Only the number is wanted: how many lines in the data contain "стоматологии"?

>> BEGIN Rows

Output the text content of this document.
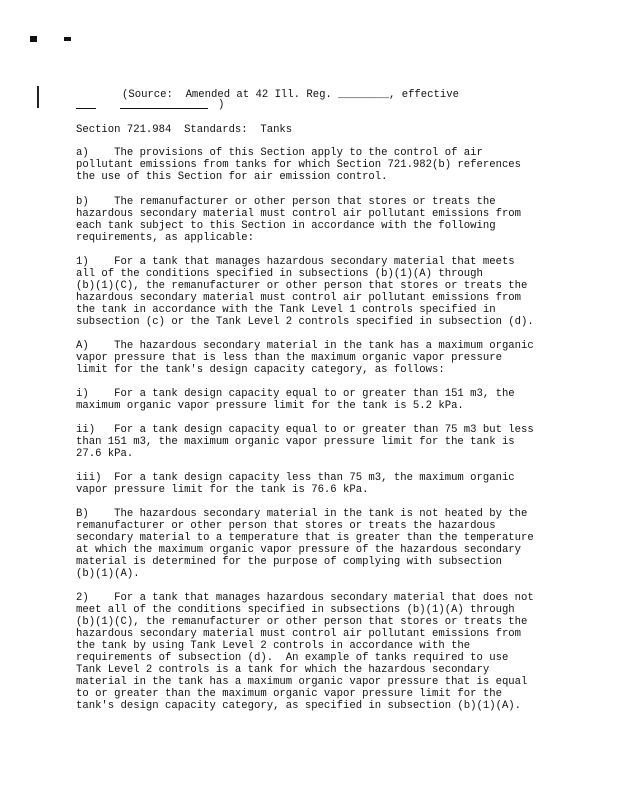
(Source:  Amended at 42 Ill. Reg. ________, effective
)
Section 721.984  Standards:  Tanks
a)    The provisions of this Section apply to the control of air
pollutant emissions from tanks for which Section 721.982(b) references
the use of this Section for air emission control.
b)    The remanufacturer or other person that stores or treats the
hazardous secondary material must control air pollutant emissions from
each tank subject to this Section in accordance with the following
requirements, as applicable:
1)    For a tank that manages hazardous secondary material that meets
all of the conditions specified in subsections (b)(1)(A) through
(b)(1)(C), the remanufacturer or other person that stores or treats the
hazardous secondary material must control air pollutant emissions from
the tank in accordance with the Tank Level 1 controls specified in
subsection (c) or the Tank Level 2 controls specified in subsection (d).
A)    The hazardous secondary material in the tank has a maximum organic
vapor pressure that is less than the maximum organic vapor pressure
limit for the tank's design capacity category, as follows:
i)    For a tank design capacity equal to or greater than 151 m3, the
maximum organic vapor pressure limit for the tank is 5.2 kPa.
ii)   For a tank design capacity equal to or greater than 75 m3 but less
than 151 m3, the maximum organic vapor pressure limit for the tank is
27.6 kPa.
iii)  For a tank design capacity less than 75 m3, the maximum organic
vapor pressure limit for the tank is 76.6 kPa.
B)    The hazardous secondary material in the tank is not heated by the
remanufacturer or other person that stores or treats the hazardous
secondary material to a temperature that is greater than the temperature
at which the maximum organic vapor pressure of the hazardous secondary
material is determined for the purpose of complying with subsection
(b)(1)(A).
2)    For a tank that manages hazardous secondary material that does not
meet all of the conditions specified in subsections (b)(1)(A) through
(b)(1)(C), the remanufacturer or other person that stores or treats the
hazardous secondary material must control air pollutant emissions from
the tank by using Tank Level 2 controls in accordance with the
requirements of subsection (d).  An example of tanks required to use
Tank Level 2 controls is a tank for which the hazardous secondary
material in the tank has a maximum organic vapor pressure that is equal
to or greater than the maximum organic vapor pressure limit for the
tank's design capacity category, as specified in subsection (b)(1)(A).
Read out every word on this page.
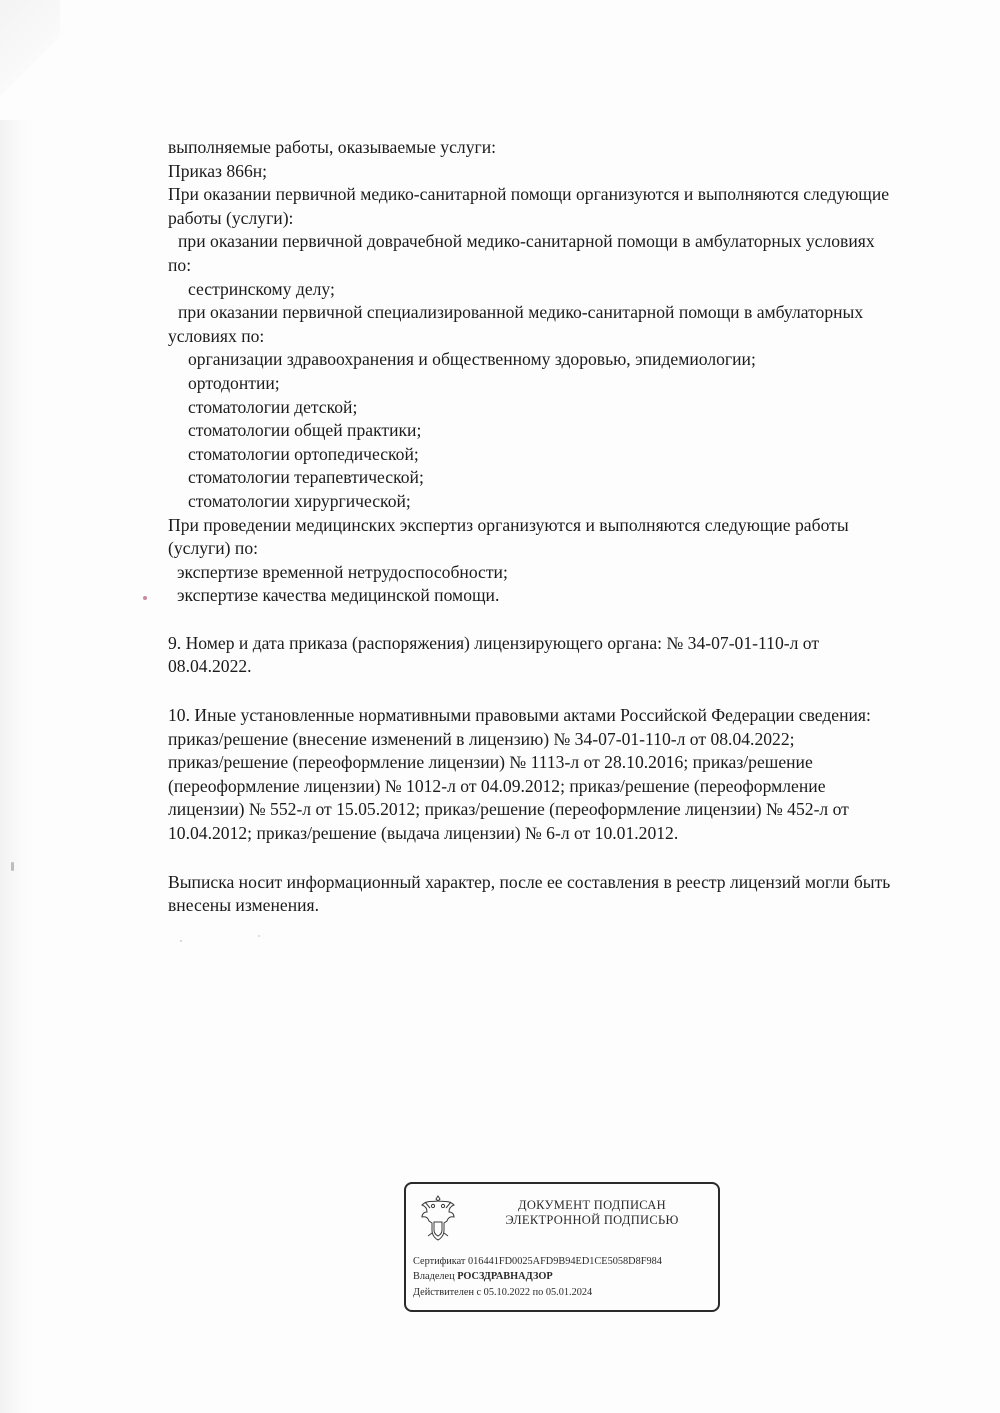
выполняемые работы, оказываемые услуги:
Приказ 866н;
При оказании первичной медико-санитарной помощи организуются и выполняются следующие
работы (услуги):
при оказании первичной доврачебной медико-санитарной помощи в амбулаторных условиях
по:
сестринскому делу;
при оказании первичной специализированной медико-санитарной помощи в амбулаторных
условиях по:
организации здравоохранения и общественному здоровью, эпидемиологии;
ортодонтии;
стоматологии детской;
стоматологии общей практики;
стоматологии ортопедической;
стоматологии терапевтической;
стоматологии хирургической;
При проведении медицинских экспертиз организуются и выполняются следующие работы
(услуги) по:
экспертизе временной нетрудоспособности;
экспертизе качества медицинской помощи.
9. Номер и дата приказа (распоряжения) лицензирующего органа: № 34-07-01-110-л от
08.04.2022.
10. Иные установленные нормативными правовыми актами Российской Федерации сведения:
приказ/решение (внесение изменений в лицензию) № 34-07-01-110-л от 08.04.2022;
приказ/решение (переоформление лицензии) № 1113-л от 28.10.2016; приказ/решение
(переоформление лицензии) № 1012-л от 04.09.2012; приказ/решение (переоформление
лицензии) № 552-л от 15.05.2012; приказ/решение (переоформление лицензии) № 452-л от
10.04.2012; приказ/решение (выдача лицензии) № 6-л от 10.01.2012.
Выписка носит информационный характер, после ее составления в реестр лицензий могли быть
внесены изменения.
ДОКУМЕНТ ПОДПИСАН
ЭЛЕКТРОННОЙ ПОДПИСЬЮ
Сертификат 016441FD0025AFD9B94ED1CE5058D8F984
Владелец РОСЗДРАВНАДЗОР
Действителен с 05.10.2022 по 05.01.2024
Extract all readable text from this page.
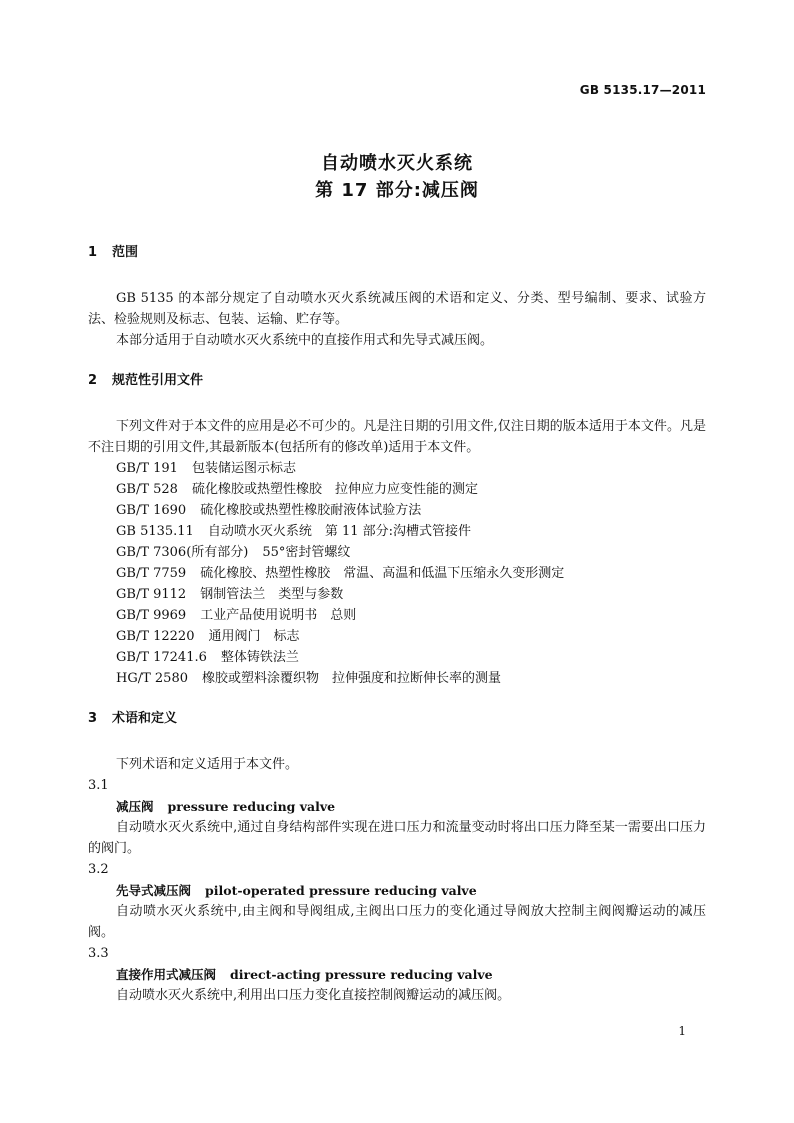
GB 5135.17—2011
自动喷水灭火系统
第 17 部分:减压阀
1 范围
GB 5135 的本部分规定了自动喷水灭火系统减压阀的术语和定义、分类、型号编制、要求、试验方法、检验规则及标志、包装、运输、贮存等。
本部分适用于自动喷水灭火系统中的直接作用式和先导式减压阀。
2 规范性引用文件
下列文件对于本文件的应用是必不可少的。凡是注日期的引用文件,仅注日期的版本适用于本文件。凡是不注日期的引用文件,其最新版本(包括所有的修改单)适用于本文件。
GB/T 191 包装储运图示标志
GB/T 528 硫化橡胶或热塑性橡胶　拉伸应力应变性能的测定
GB/T 1690 硫化橡胶或热塑性橡胶耐液体试验方法
GB 5135.11 自动喷水灭火系统　第 11 部分:沟槽式管接件
GB/T 7306(所有部分) 55°密封管螺纹
GB/T 7759 硫化橡胶、热塑性橡胶　常温、高温和低温下压缩永久变形测定
GB/T 9112 钢制管法兰　类型与参数
GB/T 9969 工业产品使用说明书　总则
GB/T 12220 通用阀门　标志
GB/T 17241.6 整体铸铁法兰
HG/T 2580 橡胶或塑料涂覆织物　拉伸强度和拉断伸长率的测量
3 术语和定义
下列术语和定义适用于本文件。
3.1
减压阀 pressure reducing valve
自动喷水灭火系统中,通过自身结构部件实现在进口压力和流量变动时将出口压力降至某一需要出口压力的阀门。
3.2
先导式减压阀 pilot-operated pressure reducing valve
自动喷水灭火系统中,由主阀和导阀组成,主阀出口压力的变化通过导阀放大控制主阀阀瓣运动的减压阀。
3.3
直接作用式减压阀 direct-acting pressure reducing valve
自动喷水灭火系统中,利用出口压力变化直接控制阀瓣运动的减压阀。
1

>> END Rows

▸ **Answer**: 5